> _What is required_
Reproduce the lines below word for word, starting with the line that contains "Localize each UI" and going on through the line that contains "heart-icon[interactable] <box>1167 570". Leave the pictures out of your answer.

::: Data to process :::

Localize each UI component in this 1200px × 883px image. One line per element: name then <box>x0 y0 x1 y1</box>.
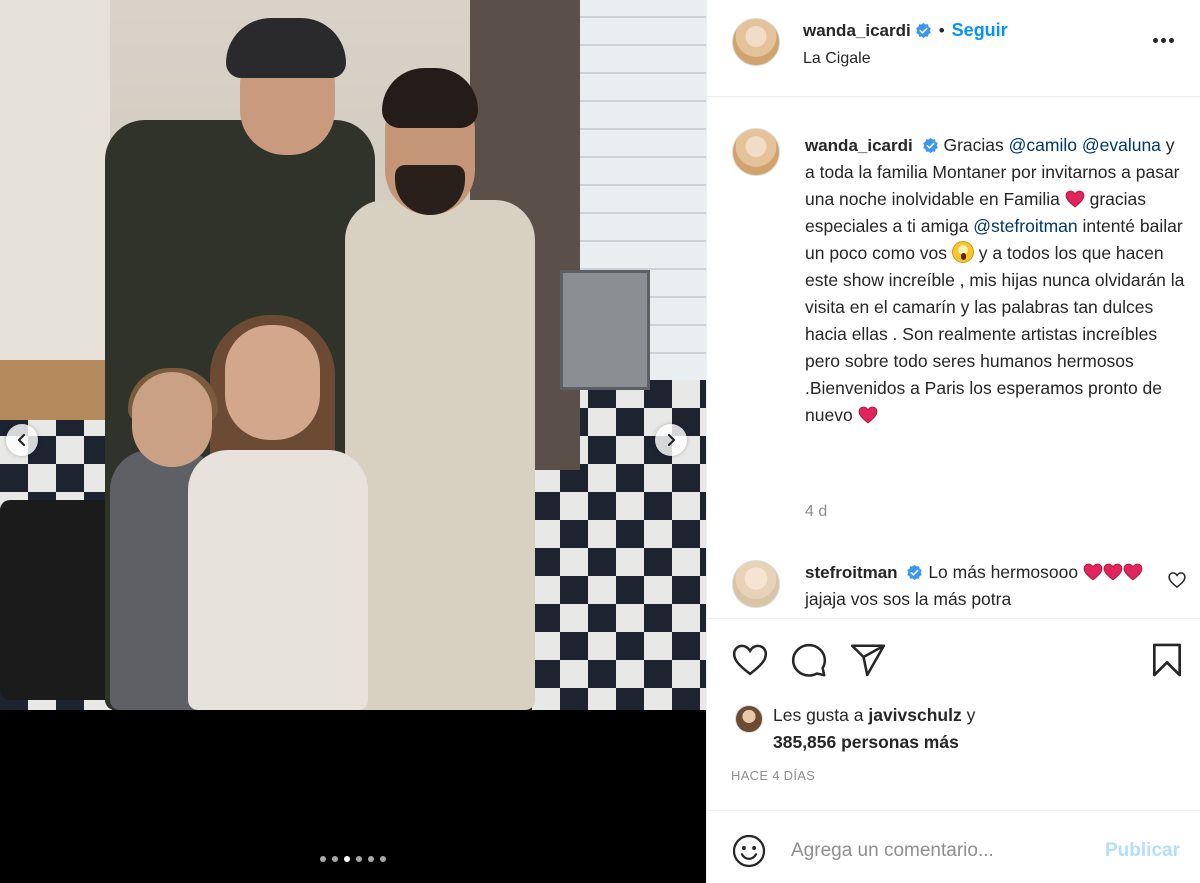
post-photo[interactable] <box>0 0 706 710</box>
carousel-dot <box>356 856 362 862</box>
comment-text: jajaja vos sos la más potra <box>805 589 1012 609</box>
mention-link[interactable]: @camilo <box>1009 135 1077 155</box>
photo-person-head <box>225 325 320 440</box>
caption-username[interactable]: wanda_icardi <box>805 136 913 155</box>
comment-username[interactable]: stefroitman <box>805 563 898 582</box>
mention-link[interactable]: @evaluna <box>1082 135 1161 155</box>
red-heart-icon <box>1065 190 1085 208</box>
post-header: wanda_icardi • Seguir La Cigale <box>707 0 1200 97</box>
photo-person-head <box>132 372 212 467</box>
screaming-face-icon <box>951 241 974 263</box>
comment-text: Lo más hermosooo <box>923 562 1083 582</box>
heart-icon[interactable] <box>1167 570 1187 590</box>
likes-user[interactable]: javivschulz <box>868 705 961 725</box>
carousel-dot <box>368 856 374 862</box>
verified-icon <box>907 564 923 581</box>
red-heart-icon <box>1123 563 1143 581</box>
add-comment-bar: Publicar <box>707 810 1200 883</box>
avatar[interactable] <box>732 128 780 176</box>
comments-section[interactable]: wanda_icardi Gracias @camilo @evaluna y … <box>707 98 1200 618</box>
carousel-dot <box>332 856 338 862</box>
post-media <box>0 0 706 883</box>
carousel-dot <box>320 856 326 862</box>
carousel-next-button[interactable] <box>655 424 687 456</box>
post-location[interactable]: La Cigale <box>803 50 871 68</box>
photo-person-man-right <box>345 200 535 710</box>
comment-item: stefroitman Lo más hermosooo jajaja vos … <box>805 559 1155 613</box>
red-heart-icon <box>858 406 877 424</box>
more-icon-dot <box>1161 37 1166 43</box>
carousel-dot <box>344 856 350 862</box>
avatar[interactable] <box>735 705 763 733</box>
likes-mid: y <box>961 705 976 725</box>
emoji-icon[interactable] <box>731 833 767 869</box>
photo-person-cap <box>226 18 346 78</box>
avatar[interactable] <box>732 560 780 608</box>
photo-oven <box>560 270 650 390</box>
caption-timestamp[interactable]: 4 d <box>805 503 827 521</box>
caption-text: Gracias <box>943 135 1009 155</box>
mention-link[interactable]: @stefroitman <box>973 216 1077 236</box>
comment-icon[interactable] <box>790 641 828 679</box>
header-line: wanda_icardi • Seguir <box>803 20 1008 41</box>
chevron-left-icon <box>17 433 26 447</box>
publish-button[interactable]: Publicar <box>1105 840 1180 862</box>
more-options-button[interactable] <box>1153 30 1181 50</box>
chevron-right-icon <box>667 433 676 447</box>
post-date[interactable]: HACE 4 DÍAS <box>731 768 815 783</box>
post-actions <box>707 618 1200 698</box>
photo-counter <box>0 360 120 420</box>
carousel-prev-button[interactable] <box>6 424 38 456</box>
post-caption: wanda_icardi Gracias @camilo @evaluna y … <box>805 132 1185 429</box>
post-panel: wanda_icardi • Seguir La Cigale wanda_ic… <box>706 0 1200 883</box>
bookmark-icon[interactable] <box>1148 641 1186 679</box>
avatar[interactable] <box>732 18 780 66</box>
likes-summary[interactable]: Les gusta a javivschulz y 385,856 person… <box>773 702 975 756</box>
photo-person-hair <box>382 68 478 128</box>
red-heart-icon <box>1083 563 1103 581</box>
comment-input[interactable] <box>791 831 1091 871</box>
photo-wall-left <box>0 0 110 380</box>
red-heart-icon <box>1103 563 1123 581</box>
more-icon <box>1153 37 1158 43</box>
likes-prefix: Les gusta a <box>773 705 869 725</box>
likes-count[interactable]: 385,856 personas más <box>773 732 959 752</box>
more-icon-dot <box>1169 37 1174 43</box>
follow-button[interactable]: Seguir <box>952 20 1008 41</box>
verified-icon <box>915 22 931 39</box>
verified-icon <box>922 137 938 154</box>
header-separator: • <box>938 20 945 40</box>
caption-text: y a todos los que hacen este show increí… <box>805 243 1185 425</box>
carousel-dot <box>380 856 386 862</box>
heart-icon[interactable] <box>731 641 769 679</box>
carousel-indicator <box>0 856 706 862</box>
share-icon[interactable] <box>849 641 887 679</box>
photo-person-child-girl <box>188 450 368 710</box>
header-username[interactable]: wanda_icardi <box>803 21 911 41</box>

:::
::: Data to process :::

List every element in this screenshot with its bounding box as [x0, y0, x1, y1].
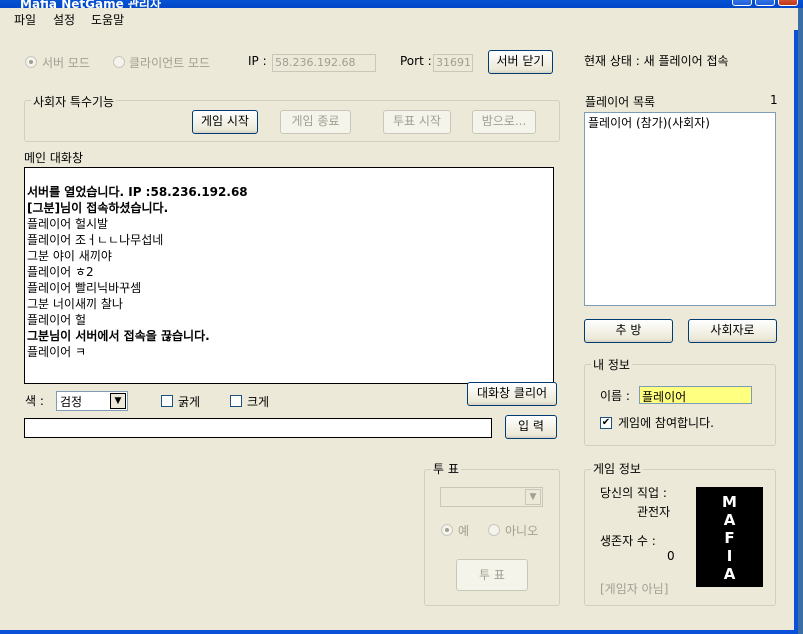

:::

> _Result_
Localize each UI component in this 1200px × 883px image. One line per element: name then <box>x0 y0 x1 y1</box>.
post-photo[interactable] <box>0 0 706 710</box>
carousel-dot <box>356 856 362 862</box>
comment-text: jajaja vos sos la más potra <box>805 589 1012 609</box>
mention-link[interactable]: @camilo <box>1009 135 1077 155</box>
photo-person-head <box>225 325 320 440</box>
caption-username[interactable]: wanda_icardi <box>805 136 913 155</box>
comment-username[interactable]: stefroitman <box>805 563 898 582</box>
mention-link[interactable]: @evaluna <box>1082 135 1161 155</box>
red-heart-icon <box>1065 190 1085 208</box>
post-header: wanda_icardi • Seguir La Cigale <box>707 0 1200 97</box>
photo-person-head <box>132 372 212 467</box>
screaming-face-icon <box>951 241 974 263</box>
comment-text: Lo más hermosooo <box>923 562 1083 582</box>
heart-icon[interactable] <box>1167 570 1187 590</box>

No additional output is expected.